__Written request__. In your copy, leave out the pictures; write out all the data exactly.

════════════════════

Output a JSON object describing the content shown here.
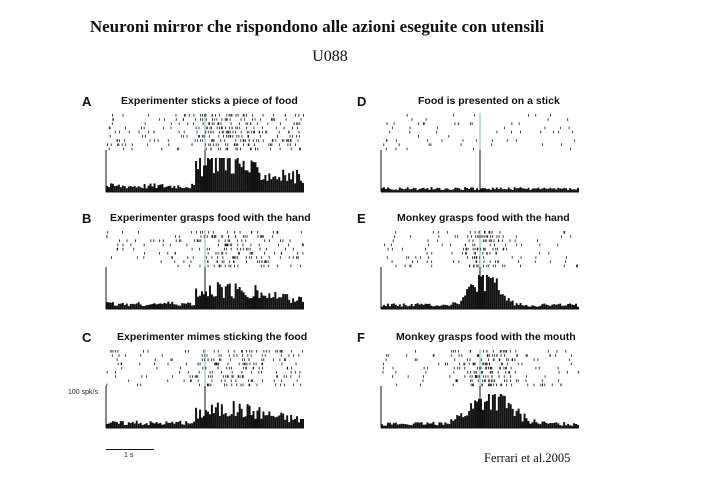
{
  "slide": {
    "title": "Neuroni mirror che rispondono alle azioni eseguite con utensili",
    "subtitle": "U088",
    "citation": "Ferrari et al.2005",
    "y_scale_label": "100 spk/s",
    "time_scale_label": "1 s"
  },
  "panels": [
    {
      "letter": "A",
      "title": "Experimenter sticks a piece of food",
      "profile": "late"
    },
    {
      "letter": "B",
      "title": "Experimenter grasps food with the hand",
      "profile": "late-weak"
    },
    {
      "letter": "C",
      "title": "Experimenter mimes sticking the food",
      "profile": "late-weak"
    },
    {
      "letter": "D",
      "title": "Food is  presented on a stick",
      "profile": "flat"
    },
    {
      "letter": "E",
      "title": "Monkey grasps food with the hand",
      "profile": "peak"
    },
    {
      "letter": "F",
      "title": "Monkey grasps food with the mouth",
      "profile": "peak-broad"
    }
  ],
  "colors": {
    "ink": "#111111",
    "alignment_marker": "#7ab8c8"
  }
}
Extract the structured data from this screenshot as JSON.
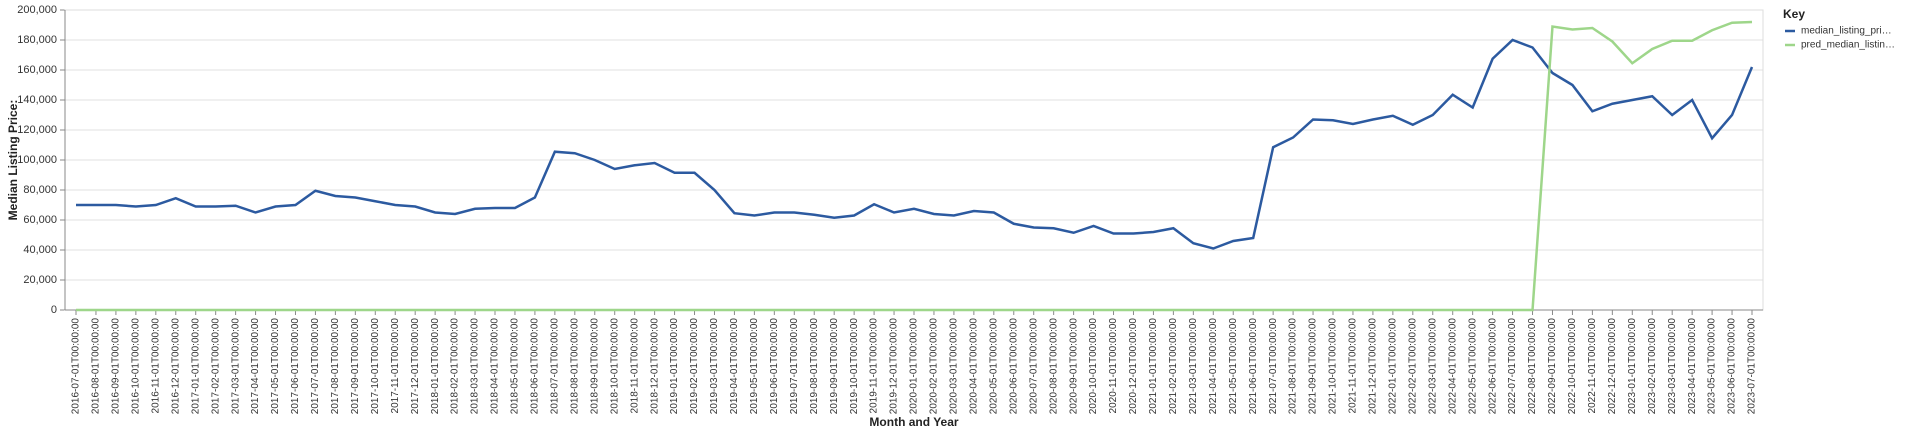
{
  "chart_data": {
    "type": "line",
    "x_label": "Month and Year",
    "y_label": "Median Listing Price:",
    "legend_title": "Key",
    "legend_position": "right",
    "grid": true,
    "categories": [
      "2016-07-01T00:00:00",
      "2016-08-01T00:00:00",
      "2016-09-01T00:00:00",
      "2016-10-01T00:00:00",
      "2016-11-01T00:00:00",
      "2016-12-01T00:00:00",
      "2017-01-01T00:00:00",
      "2017-02-01T00:00:00",
      "2017-03-01T00:00:00",
      "2017-04-01T00:00:00",
      "2017-05-01T00:00:00",
      "2017-06-01T00:00:00",
      "2017-07-01T00:00:00",
      "2017-08-01T00:00:00",
      "2017-09-01T00:00:00",
      "2017-10-01T00:00:00",
      "2017-11-01T00:00:00",
      "2017-12-01T00:00:00",
      "2018-01-01T00:00:00",
      "2018-02-01T00:00:00",
      "2018-03-01T00:00:00",
      "2018-04-01T00:00:00",
      "2018-05-01T00:00:00",
      "2018-06-01T00:00:00",
      "2018-07-01T00:00:00",
      "2018-08-01T00:00:00",
      "2018-09-01T00:00:00",
      "2018-10-01T00:00:00",
      "2018-11-01T00:00:00",
      "2018-12-01T00:00:00",
      "2019-01-01T00:00:00",
      "2019-02-01T00:00:00",
      "2019-03-01T00:00:00",
      "2019-04-01T00:00:00",
      "2019-05-01T00:00:00",
      "2019-06-01T00:00:00",
      "2019-07-01T00:00:00",
      "2019-08-01T00:00:00",
      "2019-09-01T00:00:00",
      "2019-10-01T00:00:00",
      "2019-11-01T00:00:00",
      "2019-12-01T00:00:00",
      "2020-01-01T00:00:00",
      "2020-02-01T00:00:00",
      "2020-03-01T00:00:00",
      "2020-04-01T00:00:00",
      "2020-05-01T00:00:00",
      "2020-06-01T00:00:00",
      "2020-07-01T00:00:00",
      "2020-08-01T00:00:00",
      "2020-09-01T00:00:00",
      "2020-10-01T00:00:00",
      "2020-11-01T00:00:00",
      "2020-12-01T00:00:00",
      "2021-01-01T00:00:00",
      "2021-02-01T00:00:00",
      "2021-03-01T00:00:00",
      "2021-04-01T00:00:00",
      "2021-05-01T00:00:00",
      "2021-06-01T00:00:00",
      "2021-07-01T00:00:00",
      "2021-08-01T00:00:00",
      "2021-09-01T00:00:00",
      "2021-10-01T00:00:00",
      "2021-11-01T00:00:00",
      "2021-12-01T00:00:00",
      "2022-01-01T00:00:00",
      "2022-02-01T00:00:00",
      "2022-03-01T00:00:00",
      "2022-04-01T00:00:00",
      "2022-05-01T00:00:00",
      "2022-06-01T00:00:00",
      "2022-07-01T00:00:00",
      "2022-08-01T00:00:00",
      "2022-09-01T00:00:00",
      "2022-10-01T00:00:00",
      "2022-11-01T00:00:00",
      "2022-12-01T00:00:00",
      "2023-01-01T00:00:00",
      "2023-02-01T00:00:00",
      "2023-03-01T00:00:00",
      "2023-04-01T00:00:00",
      "2023-05-01T00:00:00",
      "2023-06-01T00:00:00",
      "2023-07-01T00:00:00"
    ],
    "series": [
      {
        "name": "median_listing_pri…",
        "color": "#2c5aa0",
        "values": [
          70000,
          70000,
          70000,
          69000,
          70000,
          74500,
          69000,
          69000,
          69500,
          65000,
          69000,
          70000,
          79500,
          76000,
          75000,
          72500,
          70000,
          69000,
          65000,
          64000,
          67500,
          68000,
          68000,
          75000,
          105500,
          104500,
          100000,
          94000,
          96500,
          98000,
          91500,
          91500,
          80000,
          64500,
          63000,
          65000,
          65000,
          63500,
          61500,
          63000,
          70500,
          65000,
          67500,
          64000,
          63000,
          66000,
          65000,
          57500,
          55000,
          54500,
          51500,
          56000,
          51000,
          51000,
          52000,
          54500,
          44500,
          41000,
          46000,
          48000,
          108500,
          115000,
          127000,
          126500,
          124000,
          127000,
          129500,
          123500,
          130000,
          143500,
          135000,
          167500,
          180000,
          175000,
          158000,
          150000,
          132500,
          137500,
          140000,
          142500,
          130000,
          140000,
          114500,
          130000,
          162000
        ]
      },
      {
        "name": "pred_median_listin…",
        "color": "#9ed68a",
        "values": [
          0,
          0,
          0,
          0,
          0,
          0,
          0,
          0,
          0,
          0,
          0,
          0,
          0,
          0,
          0,
          0,
          0,
          0,
          0,
          0,
          0,
          0,
          0,
          0,
          0,
          0,
          0,
          0,
          0,
          0,
          0,
          0,
          0,
          0,
          0,
          0,
          0,
          0,
          0,
          0,
          0,
          0,
          0,
          0,
          0,
          0,
          0,
          0,
          0,
          0,
          0,
          0,
          0,
          0,
          0,
          0,
          0,
          0,
          0,
          0,
          0,
          0,
          0,
          0,
          0,
          0,
          0,
          0,
          0,
          0,
          0,
          0,
          0,
          0,
          189000,
          187000,
          188000,
          179000,
          164500,
          174000,
          179500,
          179500,
          186500,
          191500,
          192000
        ]
      }
    ],
    "ylim": [
      0,
      200000
    ],
    "yticks": [
      0,
      {
        "value": 20000,
        "label": "20,000"
      },
      {
        "value": 40000,
        "label": "40,000"
      },
      {
        "value": 60000,
        "label": "60,000"
      },
      {
        "value": 80000,
        "label": "80,000"
      },
      {
        "value": 100000,
        "label": "100,000"
      },
      {
        "value": 120000,
        "label": "120,000"
      },
      {
        "value": 140000,
        "label": "140,000"
      },
      {
        "value": 160000,
        "label": "160,000"
      },
      {
        "value": 180000,
        "label": "180,000"
      },
      {
        "value": 200000,
        "label": "200,000"
      }
    ]
  }
}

════════════════════

__Response for this exercise__.
Output a JSON object describing the content shown here.
{
  "slide": {
    "title": "Neuroni mirror che rispondono alle azioni eseguite con utensili",
    "subtitle": "U088",
    "citation": "Ferrari et al.2005",
    "y_scale_label": "100 spk/s",
    "time_scale_label": "1 s"
  },
  "panels": [
    {
      "letter": "A",
      "title": "Experimenter sticks a piece of food",
      "profile": "late"
    },
    {
      "letter": "B",
      "title": "Experimenter grasps food with the hand",
      "profile": "late-weak"
    },
    {
      "letter": "C",
      "title": "Experimenter mimes sticking the food",
      "profile": "late-weak"
    },
    {
      "letter": "D",
      "title": "Food is  presented on a stick",
      "profile": "flat"
    },
    {
      "letter": "E",
      "title": "Monkey grasps food with the hand",
      "profile": "peak"
    },
    {
      "letter": "F",
      "title": "Monkey grasps food with the mouth",
      "profile": "peak-broad"
    }
  ],
  "colors": {
    "ink": "#111111",
    "alignment_marker": "#7ab8c8"
  }
}
Extract the structured data from this screenshot as JSON.
{
  "chart_data": {
    "type": "line",
    "x_label": "Month and Year",
    "y_label": "Median Listing Price:",
    "legend_title": "Key",
    "legend_position": "right",
    "grid": true,
    "categories": [
      "2016-07-01T00:00:00",
      "2016-08-01T00:00:00",
      "2016-09-01T00:00:00",
      "2016-10-01T00:00:00",
      "2016-11-01T00:00:00",
      "2016-12-01T00:00:00",
      "2017-01-01T00:00:00",
      "2017-02-01T00:00:00",
      "2017-03-01T00:00:00",
      "2017-04-01T00:00:00",
      "2017-05-01T00:00:00",
      "2017-06-01T00:00:00",
      "2017-07-01T00:00:00",
      "2017-08-01T00:00:00",
      "2017-09-01T00:00:00",
      "2017-10-01T00:00:00",
      "2017-11-01T00:00:00",
      "2017-12-01T00:00:00",
      "2018-01-01T00:00:00",
      "2018-02-01T00:00:00",
      "2018-03-01T00:00:00",
      "2018-04-01T00:00:00",
      "2018-05-01T00:00:00",
      "2018-06-01T00:00:00",
      "2018-07-01T00:00:00",
      "2018-08-01T00:00:00",
      "2018-09-01T00:00:00",
      "2018-10-01T00:00:00",
      "2018-11-01T00:00:00",
      "2018-12-01T00:00:00",
      "2019-01-01T00:00:00",
      "2019-02-01T00:00:00",
      "2019-03-01T00:00:00",
      "2019-04-01T00:00:00",
      "2019-05-01T00:00:00",
      "2019-06-01T00:00:00",
      "2019-07-01T00:00:00",
      "2019-08-01T00:00:00",
      "2019-09-01T00:00:00",
      "2019-10-01T00:00:00",
      "2019-11-01T00:00:00",
      "2019-12-01T00:00:00",
      "2020-01-01T00:00:00",
      "2020-02-01T00:00:00",
      "2020-03-01T00:00:00",
      "2020-04-01T00:00:00",
      "2020-05-01T00:00:00",
      "2020-06-01T00:00:00",
      "2020-07-01T00:00:00",
      "2020-08-01T00:00:00",
      "2020-09-01T00:00:00",
      "2020-10-01T00:00:00",
      "2020-11-01T00:00:00",
      "2020-12-01T00:00:00",
      "2021-01-01T00:00:00",
      "2021-02-01T00:00:00",
      "2021-03-01T00:00:00",
      "2021-04-01T00:00:00",
      "2021-05-01T00:00:00",
      "2021-06-01T00:00:00",
      "2021-07-01T00:00:00",
      "2021-08-01T00:00:00",
      "2021-09-01T00:00:00",
      "2021-10-01T00:00:00",
      "2021-11-01T00:00:00",
      "2021-12-01T00:00:00",
      "2022-01-01T00:00:00",
      "2022-02-01T00:00:00",
      "2022-03-01T00:00:00",
      "2022-04-01T00:00:00",
      "2022-05-01T00:00:00",
      "2022-06-01T00:00:00",
      "2022-07-01T00:00:00",
      "2022-08-01T00:00:00",
      "2022-09-01T00:00:00",
      "2022-10-01T00:00:00",
      "2022-11-01T00:00:00",
      "2022-12-01T00:00:00",
      "2023-01-01T00:00:00",
      "2023-02-01T00:00:00",
      "2023-03-01T00:00:00",
      "2023-04-01T00:00:00",
      "2023-05-01T00:00:00",
      "2023-06-01T00:00:00",
      "2023-07-01T00:00:00"
    ],
    "series": [
      {
        "name": "median_listing_pri…",
        "color": "#2c5aa0",
        "values": [
          70000,
          70000,
          70000,
          69000,
          70000,
          74500,
          69000,
          69000,
          69500,
          65000,
          69000,
          70000,
          79500,
          76000,
          75000,
          72500,
          70000,
          69000,
          65000,
          64000,
          67500,
          68000,
          68000,
          75000,
          105500,
          104500,
          100000,
          94000,
          96500,
          98000,
          91500,
          91500,
          80000,
          64500,
          63000,
          65000,
          65000,
          63500,
          61500,
          63000,
          70500,
          65000,
          67500,
          64000,
          63000,
          66000,
          65000,
          57500,
          55000,
          54500,
          51500,
          56000,
          51000,
          51000,
          52000,
          54500,
          44500,
          41000,
          46000,
          48000,
          108500,
          115000,
          127000,
          126500,
          124000,
          127000,
          129500,
          123500,
          130000,
          143500,
          135000,
          167500,
          180000,
          175000,
          158000,
          150000,
          132500,
          137500,
          140000,
          142500,
          130000,
          140000,
          114500,
          130000,
          162000
        ]
      },
      {
        "name": "pred_median_listin…",
        "color": "#9ed68a",
        "values": [
          0,
          0,
          0,
          0,
          0,
          0,
          0,
          0,
          0,
          0,
          0,
          0,
          0,
          0,
          0,
          0,
          0,
          0,
          0,
          0,
          0,
          0,
          0,
          0,
          0,
          0,
          0,
          0,
          0,
          0,
          0,
          0,
          0,
          0,
          0,
          0,
          0,
          0,
          0,
          0,
          0,
          0,
          0,
          0,
          0,
          0,
          0,
          0,
          0,
          0,
          0,
          0,
          0,
          0,
          0,
          0,
          0,
          0,
          0,
          0,
          0,
          0,
          0,
          0,
          0,
          0,
          0,
          0,
          0,
          0,
          0,
          0,
          0,
          0,
          189000,
          187000,
          188000,
          179000,
          164500,
          174000,
          179500,
          179500,
          186500,
          191500,
          192000
        ]
      }
    ],
    "ylim": [
      0,
      200000
    ],
    "yticks": [
      0,
      {
        "value": 20000,
        "label": "20,000"
      },
      {
        "value": 40000,
        "label": "40,000"
      },
      {
        "value": 60000,
        "label": "60,000"
      },
      {
        "value": 80000,
        "label": "80,000"
      },
      {
        "value": 100000,
        "label": "100,000"
      },
      {
        "value": 120000,
        "label": "120,000"
      },
      {
        "value": 140000,
        "label": "140,000"
      },
      {
        "value": 160000,
        "label": "160,000"
      },
      {
        "value": 180000,
        "label": "180,000"
      },
      {
        "value": 200000,
        "label": "200,000"
      }
    ]
  }
}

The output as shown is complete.